# [Problem]
Quote the whole listing verbatim.
•••••
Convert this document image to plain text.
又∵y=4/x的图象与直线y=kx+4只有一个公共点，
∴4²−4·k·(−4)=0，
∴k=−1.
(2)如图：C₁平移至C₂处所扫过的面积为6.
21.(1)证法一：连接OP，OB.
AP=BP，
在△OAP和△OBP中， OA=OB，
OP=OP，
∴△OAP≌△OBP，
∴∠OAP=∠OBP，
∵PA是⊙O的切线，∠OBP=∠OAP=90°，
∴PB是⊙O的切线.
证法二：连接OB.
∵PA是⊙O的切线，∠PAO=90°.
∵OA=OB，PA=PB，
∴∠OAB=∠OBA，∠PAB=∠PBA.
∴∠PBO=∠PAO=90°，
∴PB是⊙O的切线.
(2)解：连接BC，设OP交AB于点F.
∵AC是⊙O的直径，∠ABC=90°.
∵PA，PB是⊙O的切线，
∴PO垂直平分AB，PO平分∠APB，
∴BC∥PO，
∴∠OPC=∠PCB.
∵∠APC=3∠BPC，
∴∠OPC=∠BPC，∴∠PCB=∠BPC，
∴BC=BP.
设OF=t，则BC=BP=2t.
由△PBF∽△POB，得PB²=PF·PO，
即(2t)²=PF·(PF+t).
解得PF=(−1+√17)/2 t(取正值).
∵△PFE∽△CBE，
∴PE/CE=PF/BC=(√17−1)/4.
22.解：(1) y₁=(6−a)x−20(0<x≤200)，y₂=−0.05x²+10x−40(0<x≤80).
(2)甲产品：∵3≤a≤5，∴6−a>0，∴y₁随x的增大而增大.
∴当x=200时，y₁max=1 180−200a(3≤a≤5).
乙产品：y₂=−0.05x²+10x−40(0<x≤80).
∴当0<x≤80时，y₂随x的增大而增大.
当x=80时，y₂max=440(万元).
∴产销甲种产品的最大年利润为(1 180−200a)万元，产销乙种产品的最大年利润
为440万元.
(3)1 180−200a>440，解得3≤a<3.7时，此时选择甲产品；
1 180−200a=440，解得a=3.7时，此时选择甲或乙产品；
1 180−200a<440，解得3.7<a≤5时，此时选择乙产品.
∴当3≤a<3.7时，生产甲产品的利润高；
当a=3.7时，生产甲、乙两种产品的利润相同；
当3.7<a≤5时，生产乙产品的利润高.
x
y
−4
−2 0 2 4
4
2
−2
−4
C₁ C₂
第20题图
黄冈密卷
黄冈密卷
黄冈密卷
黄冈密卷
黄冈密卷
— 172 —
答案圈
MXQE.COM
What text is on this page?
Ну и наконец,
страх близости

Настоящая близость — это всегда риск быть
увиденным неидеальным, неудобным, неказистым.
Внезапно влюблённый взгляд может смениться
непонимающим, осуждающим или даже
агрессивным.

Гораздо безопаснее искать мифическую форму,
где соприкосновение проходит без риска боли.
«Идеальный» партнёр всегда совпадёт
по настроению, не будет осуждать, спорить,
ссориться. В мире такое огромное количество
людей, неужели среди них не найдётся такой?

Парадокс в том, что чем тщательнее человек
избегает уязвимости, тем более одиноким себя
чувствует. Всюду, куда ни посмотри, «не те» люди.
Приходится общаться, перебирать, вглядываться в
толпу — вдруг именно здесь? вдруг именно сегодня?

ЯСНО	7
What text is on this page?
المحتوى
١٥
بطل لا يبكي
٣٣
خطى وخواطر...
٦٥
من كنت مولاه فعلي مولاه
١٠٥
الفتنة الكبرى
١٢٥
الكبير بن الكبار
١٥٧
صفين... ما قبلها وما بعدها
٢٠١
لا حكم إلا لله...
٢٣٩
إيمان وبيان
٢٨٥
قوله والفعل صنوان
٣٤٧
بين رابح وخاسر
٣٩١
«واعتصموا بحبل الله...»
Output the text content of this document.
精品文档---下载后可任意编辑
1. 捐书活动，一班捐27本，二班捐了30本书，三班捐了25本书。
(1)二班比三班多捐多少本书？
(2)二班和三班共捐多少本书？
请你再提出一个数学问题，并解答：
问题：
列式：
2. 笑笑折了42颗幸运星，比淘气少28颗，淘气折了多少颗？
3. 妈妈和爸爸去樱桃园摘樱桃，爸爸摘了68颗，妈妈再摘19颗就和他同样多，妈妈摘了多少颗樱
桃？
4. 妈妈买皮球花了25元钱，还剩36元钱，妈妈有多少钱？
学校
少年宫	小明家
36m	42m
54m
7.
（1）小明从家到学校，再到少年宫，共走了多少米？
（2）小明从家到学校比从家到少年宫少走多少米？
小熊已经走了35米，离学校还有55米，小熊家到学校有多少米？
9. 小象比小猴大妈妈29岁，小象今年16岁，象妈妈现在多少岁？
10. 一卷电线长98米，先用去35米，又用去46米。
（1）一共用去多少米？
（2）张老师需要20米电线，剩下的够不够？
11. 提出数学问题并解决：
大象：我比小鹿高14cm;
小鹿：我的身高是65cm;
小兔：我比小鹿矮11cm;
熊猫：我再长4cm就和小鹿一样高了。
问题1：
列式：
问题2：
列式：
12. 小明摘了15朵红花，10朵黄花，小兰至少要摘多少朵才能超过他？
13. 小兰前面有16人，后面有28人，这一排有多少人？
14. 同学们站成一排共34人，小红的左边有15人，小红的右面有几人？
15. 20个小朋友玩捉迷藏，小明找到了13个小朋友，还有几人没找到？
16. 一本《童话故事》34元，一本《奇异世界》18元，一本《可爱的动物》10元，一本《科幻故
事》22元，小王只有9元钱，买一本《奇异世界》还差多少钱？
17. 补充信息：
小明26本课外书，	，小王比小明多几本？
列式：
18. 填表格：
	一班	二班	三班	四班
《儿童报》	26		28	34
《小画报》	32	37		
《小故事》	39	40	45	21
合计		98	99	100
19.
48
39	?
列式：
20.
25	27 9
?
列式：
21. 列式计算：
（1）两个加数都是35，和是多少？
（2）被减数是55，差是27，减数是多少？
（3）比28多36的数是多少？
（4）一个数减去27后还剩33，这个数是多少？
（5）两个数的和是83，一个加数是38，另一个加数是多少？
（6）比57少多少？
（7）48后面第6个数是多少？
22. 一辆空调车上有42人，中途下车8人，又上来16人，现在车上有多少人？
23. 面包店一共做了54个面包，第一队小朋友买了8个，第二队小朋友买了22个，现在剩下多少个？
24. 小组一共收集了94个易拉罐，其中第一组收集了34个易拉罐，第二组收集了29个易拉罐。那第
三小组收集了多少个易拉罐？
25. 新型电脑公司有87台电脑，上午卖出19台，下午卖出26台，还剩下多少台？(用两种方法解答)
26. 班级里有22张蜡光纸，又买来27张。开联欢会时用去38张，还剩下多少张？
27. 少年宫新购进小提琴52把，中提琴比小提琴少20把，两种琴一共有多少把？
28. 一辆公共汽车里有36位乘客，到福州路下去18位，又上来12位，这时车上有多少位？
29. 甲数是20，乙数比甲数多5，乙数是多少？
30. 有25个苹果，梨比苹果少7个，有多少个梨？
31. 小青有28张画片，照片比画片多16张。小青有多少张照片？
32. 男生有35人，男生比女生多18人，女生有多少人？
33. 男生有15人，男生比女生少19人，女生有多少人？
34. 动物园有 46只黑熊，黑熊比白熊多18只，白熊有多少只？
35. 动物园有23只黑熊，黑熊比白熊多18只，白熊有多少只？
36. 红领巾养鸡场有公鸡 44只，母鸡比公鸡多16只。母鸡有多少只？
•••••
# [Result of this exercise]
Convert this document image to plain text.
又∵y=4/x的图象与直线y=kx+4只有一个公共点，
∴4²−4·k·(−4)=0，
∴k=−1.
(2)如图：C₁平移至C₂处所扫过的面积为6.
21.(1)证法一：连接OP，OB.
AP=BP，
在△OAP和△OBP中， OA=OB，
OP=OP，
∴△OAP≌△OBP，
∴∠OAP=∠OBP，
∵PA是⊙O的切线，∠OBP=∠OAP=90°，
∴PB是⊙O的切线.
证法二：连接OB.
∵PA是⊙O的切线，∠PAO=90°.
∵OA=OB，PA=PB，
∴∠OAB=∠OBA，∠PAB=∠PBA.
∴∠PBO=∠PAO=90°，
∴PB是⊙O的切线.
(2)解：连接BC，设OP交AB于点F.
∵AC是⊙O的直径，∠ABC=90°.
∵PA，PB是⊙O的切线，
∴PO垂直平分AB，PO平分∠APB，
∴BC∥PO，
∴∠OPC=∠PCB.
∵∠APC=3∠BPC，
∴∠OPC=∠BPC，∴∠PCB=∠BPC，
∴BC=BP.
设OF=t，则BC=BP=2t.
由△PBF∽△POB，得PB²=PF·PO，
即(2t)²=PF·(PF+t).
解得PF=(−1+√17)/2 t(取正值).
∵△PFE∽△CBE，
∴PE/CE=PF/BC=(√17−1)/4.
22.解：(1) y₁=(6−a)x−20(0<x≤200)，y₂=−0.05x²+10x−40(0<x≤80).
(2)甲产品：∵3≤a≤5，∴6−a>0，∴y₁随x的增大而增大.
∴当x=200时，y₁max=1 180−200a(3≤a≤5).
乙产品：y₂=−0.05x²+10x−40(0<x≤80).
∴当0<x≤80时，y₂随x的增大而增大.
当x=80时，y₂max=440(万元).
∴产销甲种产品的最大年利润为(1 180−200a)万元，产销乙种产品的最大年利润
为440万元.
(3)1 180−200a>440，解得3≤a<3.7时，此时选择甲产品；
1 180−200a=440，解得a=3.7时，此时选择甲或乙产品；
1 180−200a<440，解得3.7<a≤5时，此时选择乙产品.
∴当3≤a<3.7时，生产甲产品的利润高；
当a=3.7时，生产甲、乙两种产品的利润相同；
当3.7<a≤5时，生产乙产品的利润高.
x
y
−4
−2 0 2 4
4
2
−2
−4
C₁ C₂
第20题图
黄冈密卷
黄冈密卷
黄冈密卷
黄冈密卷
黄冈密卷
— 172 —
答案圈
MXQE.COM
What text is on this page?
Ну и наконец,
страх близости

Настоящая близость — это всегда риск быть
увиденным неидеальным, неудобным, неказистым.
Внезапно влюблённый взгляд может смениться
непонимающим, осуждающим или даже
агрессивным.

Гораздо безопаснее искать мифическую форму,
где соприкосновение проходит без риска боли.
«Идеальный» партнёр всегда совпадёт
по настроению, не будет осуждать, спорить,
ссориться. В мире такое огромное количество
людей, неужели среди них не найдётся такой?

Парадокс в том, что чем тщательнее человек
избегает уязвимости, тем более одиноким себя
чувствует. Всюду, куда ни посмотри, «не те» люди.
Приходится общаться, перебирать, вглядываться в
толпу — вдруг именно здесь? вдруг именно сегодня?

ЯСНО	7
What text is on this page?
المحتوى
١٥
بطل لا يبكي
٣٣
خطى وخواطر...
٦٥
من كنت مولاه فعلي مولاه
١٠٥
الفتنة الكبرى
١٢٥
الكبير بن الكبار
١٥٧
صفين... ما قبلها وما بعدها
٢٠١
لا حكم إلا لله...
٢٣٩
إيمان وبيان
٢٨٥
قوله والفعل صنوان
٣٤٧
بين رابح وخاسر
٣٩١
«واعتصموا بحبل الله...»
Output the text content of this document.
精品文档---下载后可任意编辑
1. 捐书活动，一班捐27本，二班捐了30本书，三班捐了25本书。
(1)二班比三班多捐多少本书？
(2)二班和三班共捐多少本书？
请你再提出一个数学问题，并解答：
问题：
列式：
2. 笑笑折了42颗幸运星，比淘气少28颗，淘气折了多少颗？
3. 妈妈和爸爸去樱桃园摘樱桃，爸爸摘了68颗，妈妈再摘19颗就和他同样多，妈妈摘了多少颗樱
桃？
4. 妈妈买皮球花了25元钱，还剩36元钱，妈妈有多少钱？
学校
少年宫	小明家
36m	42m
54m
7.
（1）小明从家到学校，再到少年宫，共走了多少米？
（2）小明从家到学校比从家到少年宫少走多少米？
小熊已经走了35米，离学校还有55米，小熊家到学校有多少米？
9. 小象比小猴大妈妈29岁，小象今年16岁，象妈妈现在多少岁？
10. 一卷电线长98米，先用去35米，又用去46米。
（1）一共用去多少米？
（2）张老师需要20米电线，剩下的够不够？
11. 提出数学问题并解决：
大象：我比小鹿高14cm;
小鹿：我的身高是65cm;
小兔：我比小鹿矮11cm;
熊猫：我再长4cm就和小鹿一样高了。
问题1：
列式：
问题2：
列式：
12. 小明摘了15朵红花，10朵黄花，小兰至少要摘多少朵才能超过他？
13. 小兰前面有16人，后面有28人，这一排有多少人？
14. 同学们站成一排共34人，小红的左边有15人，小红的右面有几人？
15. 20个小朋友玩捉迷藏，小明找到了13个小朋友，还有几人没找到？
16. 一本《童话故事》34元，一本《奇异世界》18元，一本《可爱的动物》10元，一本《科幻故
事》22元，小王只有9元钱，买一本《奇异世界》还差多少钱？
17. 补充信息：
小明26本课外书，	，小王比小明多几本？
列式：
18. 填表格：
	一班	二班	三班	四班
《儿童报》	26		28	34
《小画报》	32	37		
《小故事》	39	40	45	21
合计		98	99	100
19.
48
39	?
列式：
20.
25	27 9
?
列式：
21. 列式计算：
（1）两个加数都是35，和是多少？
（2）被减数是55，差是27，减数是多少？
（3）比28多36的数是多少？
（4）一个数减去27后还剩33，这个数是多少？
（5）两个数的和是83，一个加数是38，另一个加数是多少？
（6）比57少多少？
（7）48后面第6个数是多少？
22. 一辆空调车上有42人，中途下车8人，又上来16人，现在车上有多少人？
23. 面包店一共做了54个面包，第一队小朋友买了8个，第二队小朋友买了22个，现在剩下多少个？
24. 小组一共收集了94个易拉罐，其中第一组收集了34个易拉罐，第二组收集了29个易拉罐。那第
三小组收集了多少个易拉罐？
25. 新型电脑公司有87台电脑，上午卖出19台，下午卖出26台，还剩下多少台？(用两种方法解答)
26. 班级里有22张蜡光纸，又买来27张。开联欢会时用去38张，还剩下多少张？
27. 少年宫新购进小提琴52把，中提琴比小提琴少20把，两种琴一共有多少把？
28. 一辆公共汽车里有36位乘客，到福州路下去18位，又上来12位，这时车上有多少位？
29. 甲数是20，乙数比甲数多5，乙数是多少？
30. 有25个苹果，梨比苹果少7个，有多少个梨？
31. 小青有28张画片，照片比画片多16张。小青有多少张照片？
32. 男生有35人，男生比女生多18人，女生有多少人？
33. 男生有15人，男生比女生少19人，女生有多少人？
34. 动物园有 46只黑熊，黑熊比白熊多18只，白熊有多少只？
35. 动物园有23只黑熊，黑熊比白熊多18只，白熊有多少只？
36. 红领巾养鸡场有公鸡 44只，母鸡比公鸡多16只。母鸡有多少只？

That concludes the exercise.